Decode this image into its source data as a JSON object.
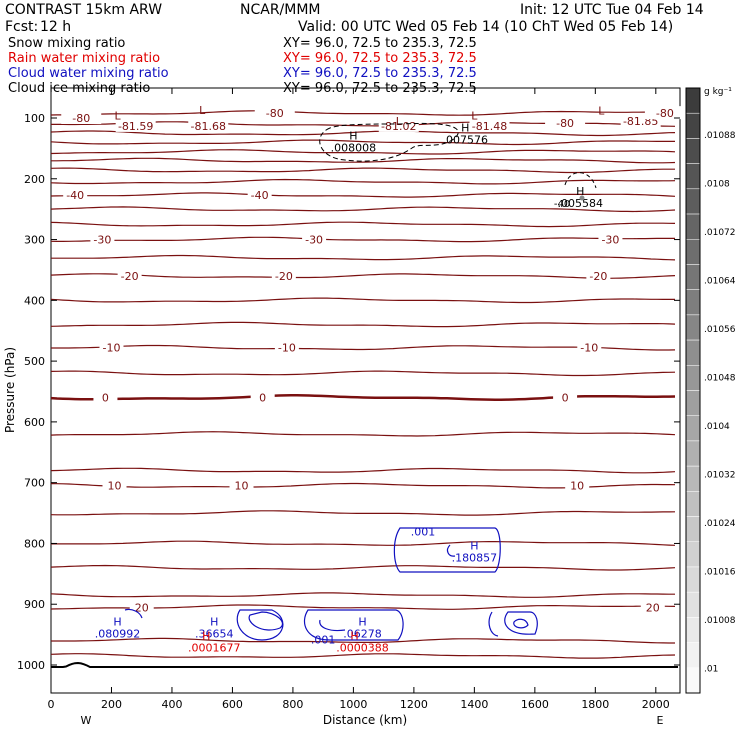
{
  "header": {
    "model": "CONTRAST 15km ARW",
    "org": "NCAR/MMM",
    "init": "Init: 12 UTC Tue 04 Feb 14",
    "fcst_label": "Fcst:",
    "fcst_value": "12 h",
    "valid": "Valid: 00 UTC Wed 05 Feb 14 (10 ChT Wed 05 Feb 14)"
  },
  "legend": [
    {
      "name": "Snow mixing ratio",
      "color": "#000000",
      "xy": "XY=  96.0, 72.5 to 235.3, 72.5"
    },
    {
      "name": "Rain water mixing ratio",
      "color": "#e00000",
      "xy": "XY=  96.0, 72.5 to 235.3, 72.5"
    },
    {
      "name": "Cloud water mixing ratio",
      "color": "#1010c0",
      "xy": "XY=  96.0, 72.5 to 235.3, 72.5"
    },
    {
      "name": "Cloud ice mixing ratio",
      "color": "#000000",
      "xy": "XY=  96.0, 72.5 to 235.3, 72.5"
    }
  ],
  "chart_data": {
    "type": "line",
    "xlabel": "Distance (km)",
    "ylabel": "Pressure (hPa)",
    "xlim": [
      0,
      2080
    ],
    "ylim": [
      1050,
      55
    ],
    "x_ticks": [
      0,
      200,
      400,
      600,
      800,
      1000,
      1200,
      1400,
      1600,
      1800,
      2000
    ],
    "y_ticks": [
      100,
      200,
      300,
      400,
      500,
      600,
      700,
      800,
      900,
      1000
    ],
    "x_ends": {
      "left": "W",
      "right": "E"
    },
    "temperature_contours": [
      {
        "p": 92,
        "temps": []
      },
      {
        "p": 110,
        "temps": []
      },
      {
        "p": 125,
        "temps": []
      },
      {
        "p": 140,
        "temps": []
      },
      {
        "p": 156,
        "temps": []
      },
      {
        "p": 170,
        "temps": []
      },
      {
        "p": 186,
        "temps": []
      },
      {
        "p": 205,
        "temps": []
      },
      {
        "p": 227,
        "temps": [
          "-40"
        ],
        "label_x": [
          80,
          690
        ]
      },
      {
        "p": 250,
        "temps": []
      },
      {
        "p": 275,
        "temps": []
      },
      {
        "p": 300,
        "temps": [
          "-30"
        ],
        "label_x": [
          170,
          870,
          1850
        ]
      },
      {
        "p": 330,
        "temps": []
      },
      {
        "p": 360,
        "temps": [
          "-20"
        ],
        "label_x": [
          260,
          770,
          1810
        ]
      },
      {
        "p": 400,
        "temps": []
      },
      {
        "p": 440,
        "temps": []
      },
      {
        "p": 478,
        "temps": [
          "-10"
        ],
        "label_x": [
          200,
          780,
          1780
        ]
      },
      {
        "p": 520,
        "temps": []
      },
      {
        "p": 560,
        "temps": [
          "0"
        ],
        "label_x": [
          180,
          700,
          1700
        ],
        "bold": true
      },
      {
        "p": 620,
        "temps": []
      },
      {
        "p": 680,
        "temps": []
      },
      {
        "p": 705,
        "temps": [
          "10"
        ],
        "label_x": [
          210,
          630,
          1740
        ]
      },
      {
        "p": 750,
        "temps": []
      },
      {
        "p": 800,
        "temps": []
      },
      {
        "p": 840,
        "temps": []
      },
      {
        "p": 885,
        "temps": []
      },
      {
        "p": 905,
        "temps": [
          "20"
        ],
        "label_x": [
          300,
          1990
        ]
      },
      {
        "p": 960,
        "temps": []
      },
      {
        "p": 985,
        "temps": []
      }
    ],
    "tropopause_labels": [
      {
        "x": 100,
        "p": 100,
        "text": "-80"
      },
      {
        "x": 280,
        "p": 113,
        "text": "-81.59"
      },
      {
        "x": 520,
        "p": 113,
        "text": "-81.68"
      },
      {
        "x": 740,
        "p": 92,
        "text": "-80"
      },
      {
        "x": 1150,
        "p": 113,
        "text": "-81.02"
      },
      {
        "x": 1450,
        "p": 113,
        "text": "-81.48"
      },
      {
        "x": 1700,
        "p": 108,
        "text": "-80"
      },
      {
        "x": 1950,
        "p": 105,
        "text": "-81.85"
      },
      {
        "x": 2030,
        "p": 92,
        "text": "-80"
      }
    ],
    "lows": [
      {
        "x": 220,
        "p": 96,
        "text": "L"
      },
      {
        "x": 500,
        "p": 87,
        "text": "L"
      },
      {
        "x": 1150,
        "p": 105,
        "text": "L"
      },
      {
        "x": 1400,
        "p": 96,
        "text": "L"
      },
      {
        "x": 1820,
        "p": 88,
        "text": "L"
      }
    ],
    "ice_maxima": [
      {
        "x": 1000,
        "p": 135,
        "h": "H",
        "value": ".008008"
      },
      {
        "x": 1370,
        "p": 122,
        "h": "H",
        "value": ".007576"
      },
      {
        "x": 1750,
        "p": 227,
        "h": "H",
        "value": ".005584"
      }
    ],
    "ice_minus_labels": [
      {
        "x": 1690,
        "p": 240,
        "text": "-40"
      }
    ],
    "cloud_water_maxima": [
      {
        "x": 220,
        "p": 935,
        "h": "H",
        "value": ".080992"
      },
      {
        "x": 540,
        "p": 935,
        "h": "H",
        "value": ".36654"
      },
      {
        "x": 1030,
        "p": 935,
        "h": "H",
        "value": ".06278"
      },
      {
        "x": 1400,
        "p": 810,
        "h": "H",
        "value": ".180857"
      }
    ],
    "cloud_water_labels": [
      {
        "x": 1230,
        "p": 780,
        "text": ".001"
      },
      {
        "x": 900,
        "p": 958,
        "text": ".001"
      }
    ],
    "rain_maxima": [
      {
        "x": 540,
        "p": 958,
        "h": "H",
        "value": ".0001677"
      },
      {
        "x": 1030,
        "p": 958,
        "h": "H",
        "value": ".0000388"
      }
    ],
    "colorbar": {
      "unit": "g kg⁻¹",
      "labels": [
        ".01088",
        ".0108",
        ".01072",
        ".01064",
        ".01056",
        ".01048",
        ".0104",
        ".01032",
        ".01024",
        ".01016",
        ".01008",
        ".01"
      ]
    }
  }
}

Set problem:
Show all lines in the entries above where the string "ratio" appears.

Output of the exercise:
      "name": "Snow mixing ratio",
      "name": "Rain water mixing ratio",
      "name": "Cloud water mixing ratio",
      "name": "Cloud ice mixing ratio",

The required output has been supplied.